>> Begin
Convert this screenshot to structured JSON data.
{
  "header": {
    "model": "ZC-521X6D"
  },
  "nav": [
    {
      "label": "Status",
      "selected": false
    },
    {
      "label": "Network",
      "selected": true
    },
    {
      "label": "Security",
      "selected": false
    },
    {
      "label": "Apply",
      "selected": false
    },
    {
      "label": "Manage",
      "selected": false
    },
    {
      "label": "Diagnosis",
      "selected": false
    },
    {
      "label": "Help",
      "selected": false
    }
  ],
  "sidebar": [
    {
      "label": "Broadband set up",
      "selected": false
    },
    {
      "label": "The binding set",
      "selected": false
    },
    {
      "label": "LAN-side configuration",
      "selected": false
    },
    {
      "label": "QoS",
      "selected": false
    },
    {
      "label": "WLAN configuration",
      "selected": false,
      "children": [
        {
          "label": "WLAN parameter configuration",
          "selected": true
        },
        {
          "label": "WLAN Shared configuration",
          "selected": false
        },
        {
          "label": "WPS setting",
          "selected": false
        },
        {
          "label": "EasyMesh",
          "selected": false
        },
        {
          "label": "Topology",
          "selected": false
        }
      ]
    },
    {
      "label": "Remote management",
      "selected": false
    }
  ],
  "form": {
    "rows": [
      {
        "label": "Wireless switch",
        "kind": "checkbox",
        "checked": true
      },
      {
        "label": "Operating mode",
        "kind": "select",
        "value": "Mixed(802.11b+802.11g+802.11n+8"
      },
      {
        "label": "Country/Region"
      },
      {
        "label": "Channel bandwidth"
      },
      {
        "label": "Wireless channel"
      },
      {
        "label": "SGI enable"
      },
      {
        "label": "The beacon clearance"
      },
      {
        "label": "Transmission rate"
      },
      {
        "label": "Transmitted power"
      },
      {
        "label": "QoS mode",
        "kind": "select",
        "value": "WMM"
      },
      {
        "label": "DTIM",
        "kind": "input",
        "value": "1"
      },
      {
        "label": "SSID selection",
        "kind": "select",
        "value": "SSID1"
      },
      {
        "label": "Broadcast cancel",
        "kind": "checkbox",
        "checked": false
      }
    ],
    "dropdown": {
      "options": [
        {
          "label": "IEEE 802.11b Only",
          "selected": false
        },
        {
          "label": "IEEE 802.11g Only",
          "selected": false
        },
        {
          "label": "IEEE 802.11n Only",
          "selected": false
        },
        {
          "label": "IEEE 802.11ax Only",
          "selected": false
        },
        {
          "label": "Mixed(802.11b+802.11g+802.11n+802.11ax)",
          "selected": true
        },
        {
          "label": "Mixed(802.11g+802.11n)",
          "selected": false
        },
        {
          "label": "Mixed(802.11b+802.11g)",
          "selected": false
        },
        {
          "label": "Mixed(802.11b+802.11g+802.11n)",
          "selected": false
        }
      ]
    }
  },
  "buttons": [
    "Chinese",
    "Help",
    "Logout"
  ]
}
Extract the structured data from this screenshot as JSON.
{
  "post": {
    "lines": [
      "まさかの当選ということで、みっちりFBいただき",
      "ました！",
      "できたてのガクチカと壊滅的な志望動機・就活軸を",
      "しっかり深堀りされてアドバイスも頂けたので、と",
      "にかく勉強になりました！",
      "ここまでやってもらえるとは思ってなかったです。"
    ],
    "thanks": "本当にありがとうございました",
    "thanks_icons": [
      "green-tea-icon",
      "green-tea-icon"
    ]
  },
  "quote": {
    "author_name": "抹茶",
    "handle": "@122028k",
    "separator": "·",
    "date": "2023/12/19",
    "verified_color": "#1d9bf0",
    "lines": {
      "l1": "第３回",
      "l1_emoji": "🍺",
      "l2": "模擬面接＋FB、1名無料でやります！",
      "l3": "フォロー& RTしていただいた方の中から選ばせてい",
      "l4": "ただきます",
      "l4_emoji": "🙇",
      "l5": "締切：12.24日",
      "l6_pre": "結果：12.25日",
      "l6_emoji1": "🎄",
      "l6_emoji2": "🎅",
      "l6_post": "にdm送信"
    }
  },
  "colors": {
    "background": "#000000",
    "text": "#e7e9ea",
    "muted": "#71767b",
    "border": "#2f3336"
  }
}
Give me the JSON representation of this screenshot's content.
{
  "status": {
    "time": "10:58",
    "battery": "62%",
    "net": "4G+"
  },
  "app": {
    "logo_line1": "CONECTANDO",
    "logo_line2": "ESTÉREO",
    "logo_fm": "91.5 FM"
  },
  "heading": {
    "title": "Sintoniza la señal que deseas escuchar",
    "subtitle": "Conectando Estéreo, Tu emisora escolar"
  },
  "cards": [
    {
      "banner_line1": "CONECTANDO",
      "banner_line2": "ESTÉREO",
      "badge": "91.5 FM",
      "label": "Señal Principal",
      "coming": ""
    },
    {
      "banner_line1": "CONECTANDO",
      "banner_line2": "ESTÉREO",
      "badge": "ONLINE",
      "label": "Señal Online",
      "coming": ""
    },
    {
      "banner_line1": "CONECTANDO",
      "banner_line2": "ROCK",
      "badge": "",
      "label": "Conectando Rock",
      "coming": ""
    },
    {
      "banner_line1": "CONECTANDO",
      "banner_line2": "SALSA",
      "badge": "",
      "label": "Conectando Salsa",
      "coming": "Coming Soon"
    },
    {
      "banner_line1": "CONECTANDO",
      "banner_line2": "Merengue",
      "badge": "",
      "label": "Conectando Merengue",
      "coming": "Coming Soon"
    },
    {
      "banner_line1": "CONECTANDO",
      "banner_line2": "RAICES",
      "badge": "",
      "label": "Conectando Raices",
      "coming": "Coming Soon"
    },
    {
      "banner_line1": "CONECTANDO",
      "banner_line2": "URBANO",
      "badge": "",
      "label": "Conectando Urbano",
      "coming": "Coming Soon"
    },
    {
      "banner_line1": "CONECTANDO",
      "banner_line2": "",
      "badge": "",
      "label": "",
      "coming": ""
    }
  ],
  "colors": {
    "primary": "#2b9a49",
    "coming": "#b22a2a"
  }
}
>> End
» **Exercise**
Every line of the data above should be reproduced word for word.

» **Solution to this exercise**
Convert this screenshot to structured JSON data.
{
  "header": {
    "model": "ZC-521X6D"
  },
  "nav": [
    {
      "label": "Status",
      "selected": false
    },
    {
      "label": "Network",
      "selected": true
    },
    {
      "label": "Security",
      "selected": false
    },
    {
      "label": "Apply",
      "selected": false
    },
    {
      "label": "Manage",
      "selected": false
    },
    {
      "label": "Diagnosis",
      "selected": false
    },
    {
      "label": "Help",
      "selected": false
    }
  ],
  "sidebar": [
    {
      "label": "Broadband set up",
      "selected": false
    },
    {
      "label": "The binding set",
      "selected": false
    },
    {
      "label": "LAN-side configuration",
      "selected": false
    },
    {
      "label": "QoS",
      "selected": false
    },
    {
      "label": "WLAN configuration",
      "selected": false,
      "children": [
        {
          "label": "WLAN parameter configuration",
          "selected": true
        },
        {
          "label": "WLAN Shared configuration",
          "selected": false
        },
        {
          "label": "WPS setting",
          "selected": false
        },
        {
          "label": "EasyMesh",
          "selected": false
        },
        {
          "label": "Topology",
          "selected": false
        }
      ]
    },
    {
      "label": "Remote management",
      "selected": false
    }
  ],
  "form": {
    "rows": [
      {
        "label": "Wireless switch",
        "kind": "checkbox",
        "checked": true
      },
      {
        "label": "Operating mode",
        "kind": "select",
        "value": "Mixed(802.11b+802.11g+802.11n+8"
      },
      {
        "label": "Country/Region"
      },
      {
        "label": "Channel bandwidth"
      },
      {
        "label": "Wireless channel"
      },
      {
        "label": "SGI enable"
      },
      {
        "label": "The beacon clearance"
      },
      {
        "label": "Transmission rate"
      },
      {
        "label": "Transmitted power"
      },
      {
        "label": "QoS mode",
        "kind": "select",
        "value": "WMM"
      },
      {
        "label": "DTIM",
        "kind": "input",
        "value": "1"
      },
      {
        "label": "SSID selection",
        "kind": "select",
        "value": "SSID1"
      },
      {
        "label": "Broadcast cancel",
        "kind": "checkbox",
        "checked": false
      }
    ],
    "dropdown": {
      "options": [
        {
          "label": "IEEE 802.11b Only",
          "selected": false
        },
        {
          "label": "IEEE 802.11g Only",
          "selected": false
        },
        {
          "label": "IEEE 802.11n Only",
          "selected": false
        },
        {
          "label": "IEEE 802.11ax Only",
          "selected": false
        },
        {
          "label": "Mixed(802.11b+802.11g+802.11n+802.11ax)",
          "selected": true
        },
        {
          "label": "Mixed(802.11g+802.11n)",
          "selected": false
        },
        {
          "label": "Mixed(802.11b+802.11g)",
          "selected": false
        },
        {
          "label": "Mixed(802.11b+802.11g+802.11n)",
          "selected": false
        }
      ]
    }
  },
  "buttons": [
    "Chinese",
    "Help",
    "Logout"
  ]
}
Extract the structured data from this screenshot as JSON.
{
  "post": {
    "lines": [
      "まさかの当選ということで、みっちりFBいただき",
      "ました！",
      "できたてのガクチカと壊滅的な志望動機・就活軸を",
      "しっかり深堀りされてアドバイスも頂けたので、と",
      "にかく勉強になりました！",
      "ここまでやってもらえるとは思ってなかったです。"
    ],
    "thanks": "本当にありがとうございました",
    "thanks_icons": [
      "green-tea-icon",
      "green-tea-icon"
    ]
  },
  "quote": {
    "author_name": "抹茶",
    "handle": "@122028k",
    "separator": "·",
    "date": "2023/12/19",
    "verified_color": "#1d9bf0",
    "lines": {
      "l1": "第３回",
      "l1_emoji": "🍺",
      "l2": "模擬面接＋FB、1名無料でやります！",
      "l3": "フォロー& RTしていただいた方の中から選ばせてい",
      "l4": "ただきます",
      "l4_emoji": "🙇",
      "l5": "締切：12.24日",
      "l6_pre": "結果：12.25日",
      "l6_emoji1": "🎄",
      "l6_emoji2": "🎅",
      "l6_post": "にdm送信"
    }
  },
  "colors": {
    "background": "#000000",
    "text": "#e7e9ea",
    "muted": "#71767b",
    "border": "#2f3336"
  }
}
Give me the JSON representation of this screenshot's content.
{
  "status": {
    "time": "10:58",
    "battery": "62%",
    "net": "4G+"
  },
  "app": {
    "logo_line1": "CONECTANDO",
    "logo_line2": "ESTÉREO",
    "logo_fm": "91.5 FM"
  },
  "heading": {
    "title": "Sintoniza la señal que deseas escuchar",
    "subtitle": "Conectando Estéreo, Tu emisora escolar"
  },
  "cards": [
    {
      "banner_line1": "CONECTANDO",
      "banner_line2": "ESTÉREO",
      "badge": "91.5 FM",
      "label": "Señal Principal",
      "coming": ""
    },
    {
      "banner_line1": "CONECTANDO",
      "banner_line2": "ESTÉREO",
      "badge": "ONLINE",
      "label": "Señal Online",
      "coming": ""
    },
    {
      "banner_line1": "CONECTANDO",
      "banner_line2": "ROCK",
      "badge": "",
      "label": "Conectando Rock",
      "coming": ""
    },
    {
      "banner_line1": "CONECTANDO",
      "banner_line2": "SALSA",
      "badge": "",
      "label": "Conectando Salsa",
      "coming": "Coming Soon"
    },
    {
      "banner_line1": "CONECTANDO",
      "banner_line2": "Merengue",
      "badge": "",
      "label": "Conectando Merengue",
      "coming": "Coming Soon"
    },
    {
      "banner_line1": "CONECTANDO",
      "banner_line2": "RAICES",
      "badge": "",
      "label": "Conectando Raices",
      "coming": "Coming Soon"
    },
    {
      "banner_line1": "CONECTANDO",
      "banner_line2": "URBANO",
      "badge": "",
      "label": "Conectando Urbano",
      "coming": "Coming Soon"
    },
    {
      "banner_line1": "CONECTANDO",
      "banner_line2": "",
      "badge": "",
      "label": "",
      "coming": ""
    }
  ],
  "colors": {
    "primary": "#2b9a49",
    "coming": "#b22a2a"
  }
}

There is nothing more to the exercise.